Task objective – Pull out every line of the listing below word for word, leaving the pictures out of your answer.

──────── Data entries ────────

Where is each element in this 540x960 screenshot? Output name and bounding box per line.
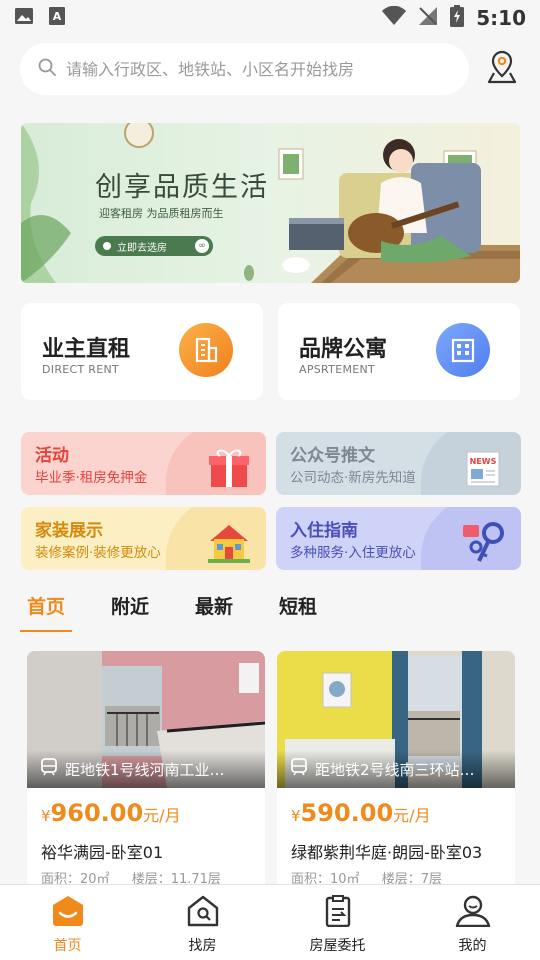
tab-latest[interactable]: 最新 <box>188 592 240 632</box>
key-icon <box>461 519 507 569</box>
building-icon <box>179 323 233 377</box>
listing-name: 裕华满园-卧室01 <box>41 843 164 862</box>
house-icon <box>206 519 252 569</box>
category-title: 品牌公寓 <box>299 337 388 362</box>
search-input[interactable] <box>66 59 446 79</box>
category-title: 业主直租 <box>42 337 131 362</box>
svg-text:NEWS: NEWS <box>470 457 497 466</box>
nav-entrust[interactable]: 房屋委托 <box>270 885 405 960</box>
status-time: 5:10 <box>476 6 526 30</box>
feature-subtitle: 装修案例·装修更放心 <box>35 545 161 561</box>
tab-home[interactable]: 首页 <box>20 592 73 632</box>
subway-info: 距地铁2号线南三环站… <box>277 750 515 788</box>
category-apartment[interactable]: 品牌公寓 APSRTEMENT <box>278 303 520 400</box>
search-icon <box>38 58 56 80</box>
bottom-nav: 首页 找房 房屋委托 我的 <box>0 884 540 960</box>
subway-icon <box>41 758 57 780</box>
subway-text: 距地铁1号线河南工业… <box>65 760 225 779</box>
nav-home[interactable]: 首页 <box>0 885 135 960</box>
house-search-icon <box>184 895 222 931</box>
wifi-icon <box>382 5 407 30</box>
price-currency: ¥ <box>41 807 51 825</box>
listing-card[interactable]: 距地铁2号线南三环站… ¥ 590.00 元/月 绿都紫荆华庭·朗园-卧室03 … <box>277 651 515 891</box>
gift-icon <box>206 444 252 494</box>
feature-subtitle: 公司动态·新房先知道 <box>290 470 416 486</box>
search-box[interactable] <box>20 43 469 95</box>
svg-text:A: A <box>53 10 62 23</box>
feature-decoration[interactable]: 家装展示 装修案例·装修更放心 <box>21 507 266 570</box>
tab-short-term[interactable]: 短租 <box>272 592 324 632</box>
category-subtitle: DIRECT RENT <box>42 363 120 376</box>
tab-nearby[interactable]: 附近 <box>104 592 156 632</box>
promo-banner[interactable]: 创享品质生活 迎客租房 为品质租房而生 立即去选房 ∞ <box>21 123 520 283</box>
price-value: 590.00 <box>300 799 394 827</box>
listing-price: ¥ 590.00 元/月 <box>291 799 431 827</box>
feature-title: 活动 <box>35 446 69 466</box>
listing-tabs: 首页 附近 最新 短租 <box>20 592 356 632</box>
category-direct-rent[interactable]: 业主直租 DIRECT RENT <box>21 303 263 400</box>
apartment-icon <box>436 323 490 377</box>
nav-label: 首页 <box>53 938 82 954</box>
nav-find-house[interactable]: 找房 <box>135 885 270 960</box>
map-location-button[interactable] <box>485 49 519 89</box>
text-a-icon: A <box>48 6 66 30</box>
status-bar: A 5:10 <box>0 0 540 36</box>
price-value: 960.00 <box>50 799 144 827</box>
search-row <box>20 43 520 95</box>
category-subtitle: APSRTEMENT <box>299 363 376 376</box>
feature-move-in-guide[interactable]: 入住指南 多种服务·入住更放心 <box>276 507 521 570</box>
feature-title: 公众号推文 <box>290 446 375 466</box>
listing-photo: 距地铁1号线河南工业… <box>27 651 265 788</box>
feature-wechat-articles[interactable]: 公众号推文 公司动态·新房先知道 NEWS <box>276 432 521 495</box>
nav-label: 房屋委托 <box>309 938 366 954</box>
subway-info: 距地铁1号线河南工业… <box>27 750 265 788</box>
price-unit: 元/月 <box>143 806 181 825</box>
feature-subtitle: 毕业季·租房免押金 <box>35 470 148 486</box>
feature-activity[interactable]: 活动 毕业季·租房免押金 <box>21 432 266 495</box>
clipboard-icon <box>319 895 357 931</box>
nav-label: 我的 <box>458 938 487 954</box>
no-signal-icon <box>418 6 438 30</box>
feature-subtitle: 多种服务·入住更放心 <box>290 545 416 561</box>
newspaper-icon: NEWS <box>461 444 507 494</box>
listing-price: ¥ 960.00 元/月 <box>41 799 181 827</box>
banner-cta-label: 立即去选房 <box>117 242 167 254</box>
price-unit: 元/月 <box>393 806 431 825</box>
image-icon <box>14 6 34 30</box>
home-icon <box>49 895 87 931</box>
nav-profile[interactable]: 我的 <box>405 885 540 960</box>
banner-subtitle: 迎客租房 为品质租房而生 <box>99 207 224 220</box>
listing-photo: 距地铁2号线南三环站… <box>277 651 515 788</box>
user-icon <box>454 895 492 931</box>
feature-title: 入住指南 <box>290 521 358 541</box>
banner-cta-button[interactable]: 立即去选房 ∞ <box>95 236 213 256</box>
banner-title: 创享品质生活 <box>95 172 269 203</box>
price-currency: ¥ <box>291 807 301 825</box>
nav-label: 找房 <box>188 938 217 954</box>
listing-name: 绿都紫荆华庭·朗园-卧室03 <box>291 843 483 862</box>
infinity-icon: ∞ <box>195 239 209 253</box>
dot-icon <box>103 242 111 250</box>
map-pin-icon <box>486 49 518 89</box>
listing-card[interactable]: 距地铁1号线河南工业… ¥ 960.00 元/月 裕华满园-卧室01 面积：20… <box>27 651 265 891</box>
feature-title: 家装展示 <box>35 521 103 541</box>
subway-text: 距地铁2号线南三环站… <box>315 760 475 779</box>
battery-icon <box>450 5 465 31</box>
subway-icon <box>291 758 307 780</box>
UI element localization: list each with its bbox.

────────

Problem solution –
Where is each element in this 540x960 screenshot? Output name and bounding box per line.
tab-latest[interactable]: 最新 <box>188 592 240 632</box>
key-icon <box>461 519 507 569</box>
building-icon <box>179 323 233 377</box>
listing-name: 裕华满园-卧室01 <box>41 843 164 862</box>
house-icon <box>206 519 252 569</box>
category-title: 品牌公寓 <box>299 337 388 362</box>
search-input[interactable] <box>66 59 446 79</box>
category-title: 业主直租 <box>42 337 131 362</box>
svg-text:NEWS: NEWS <box>470 457 497 466</box>
nav-entrust[interactable]: 房屋委托 <box>270 885 405 960</box>
status-time: 5:10 <box>476 6 526 30</box>
feature-subtitle: 装修案例·装修更放心 <box>35 545 161 561</box>
tab-home[interactable]: 首页 <box>20 592 73 632</box>
subway-info: 距地铁2号线南三环站… <box>277 750 515 788</box>
category-apartment[interactable]: 品牌公寓 APSRTEMENT <box>278 303 520 400</box>
search-icon <box>38 58 56 80</box>
bottom-nav: 首页 找房 房屋委托 我的 <box>0 884 540 960</box>
subway-icon <box>41 758 57 780</box>
subway-text: 距地铁1号线河南工业… <box>65 760 225 779</box>
nav-home[interactable]: 首页 <box>0 885 135 960</box>
house-search-icon <box>184 895 222 931</box>
wifi-icon <box>382 5 407 30</box>
price-currency: ¥ <box>41 807 51 825</box>
listing-card[interactable]: 距地铁2号线南三环站… ¥ 590.00 元/月 绿都紫荆华庭·朗园-卧室03 … <box>277 651 515 891</box>
gift-icon <box>206 444 252 494</box>
feature-subtitle: 公司动态·新房先知道 <box>290 470 416 486</box>
search-box[interactable] <box>20 43 469 95</box>
svg-text:A: A <box>53 10 62 23</box>
feature-decoration[interactable]: 家装展示 装修案例·装修更放心 <box>21 507 266 570</box>
tab-short-term[interactable]: 短租 <box>272 592 324 632</box>
category-subtitle: DIRECT RENT <box>42 363 120 376</box>
tab-nearby[interactable]: 附近 <box>104 592 156 632</box>
promo-banner[interactable]: 创享品质生活 迎客租房 为品质租房而生 立即去选房 ∞ <box>21 123 520 283</box>
price-value: 590.00 <box>300 799 394 827</box>
listing-price: ¥ 590.00 元/月 <box>291 799 431 827</box>
feature-title: 活动 <box>35 446 69 466</box>
listing-tabs: 首页 附近 最新 短租 <box>20 592 356 632</box>
category-direct-rent[interactable]: 业主直租 DIRECT RENT <box>21 303 263 400</box>
apartment-icon <box>436 323 490 377</box>
nav-label: 首页 <box>53 938 82 954</box>
nav-find-house[interactable]: 找房 <box>135 885 270 960</box>
map-location-button[interactable] <box>485 49 519 89</box>
text-a-icon: A <box>48 6 66 30</box>
status-bar: A 5:10 <box>0 0 540 36</box>
price-value: 960.00 <box>50 799 144 827</box>
search-row <box>20 43 520 95</box>
category-subtitle: APSRTEMENT <box>299 363 376 376</box>
feature-move-in-guide[interactable]: 入住指南 多种服务·入住更放心 <box>276 507 521 570</box>
feature-title: 公众号推文 <box>290 446 375 466</box>
listing-photo: 距地铁1号线河南工业… <box>27 651 265 788</box>
feature-wechat-articles[interactable]: 公众号推文 公司动态·新房先知道 NEWS <box>276 432 521 495</box>
nav-label: 房屋委托 <box>309 938 366 954</box>
subway-info: 距地铁1号线河南工业… <box>27 750 265 788</box>
price-unit: 元/月 <box>143 806 181 825</box>
feature-subtitle: 毕业季·租房免押金 <box>35 470 148 486</box>
feature-activity[interactable]: 活动 毕业季·租房免押金 <box>21 432 266 495</box>
clipboard-icon <box>319 895 357 931</box>
nav-label: 我的 <box>458 938 487 954</box>
no-signal-icon <box>418 6 438 30</box>
feature-subtitle: 多种服务·入住更放心 <box>290 545 416 561</box>
newspaper-icon: NEWS <box>461 444 507 494</box>
listing-price: ¥ 960.00 元/月 <box>41 799 181 827</box>
banner-cta-label: 立即去选房 <box>117 242 167 254</box>
price-unit: 元/月 <box>393 806 431 825</box>
image-icon <box>14 6 34 30</box>
home-icon <box>49 895 87 931</box>
nav-profile[interactable]: 我的 <box>405 885 540 960</box>
banner-subtitle: 迎客租房 为品质租房而生 <box>99 207 224 220</box>
listing-photo: 距地铁2号线南三环站… <box>277 651 515 788</box>
user-icon <box>454 895 492 931</box>
feature-title: 入住指南 <box>290 521 358 541</box>
banner-cta-button[interactable]: 立即去选房 ∞ <box>95 236 213 256</box>
banner-title: 创享品质生活 <box>95 172 269 203</box>
price-currency: ¥ <box>291 807 301 825</box>
nav-label: 找房 <box>188 938 217 954</box>
listing-name: 绿都紫荆华庭·朗园-卧室03 <box>291 843 483 862</box>
infinity-icon: ∞ <box>195 239 209 253</box>
dot-icon <box>103 242 111 250</box>
map-pin-icon <box>486 49 518 89</box>
listing-card[interactable]: 距地铁1号线河南工业… ¥ 960.00 元/月 裕华满园-卧室01 面积：20… <box>27 651 265 891</box>
feature-title: 家装展示 <box>35 521 103 541</box>
subway-text: 距地铁2号线南三环站… <box>315 760 475 779</box>
battery-icon <box>450 5 465 31</box>
subway-icon <box>291 758 307 780</box>
UI element localization: list each with its bbox.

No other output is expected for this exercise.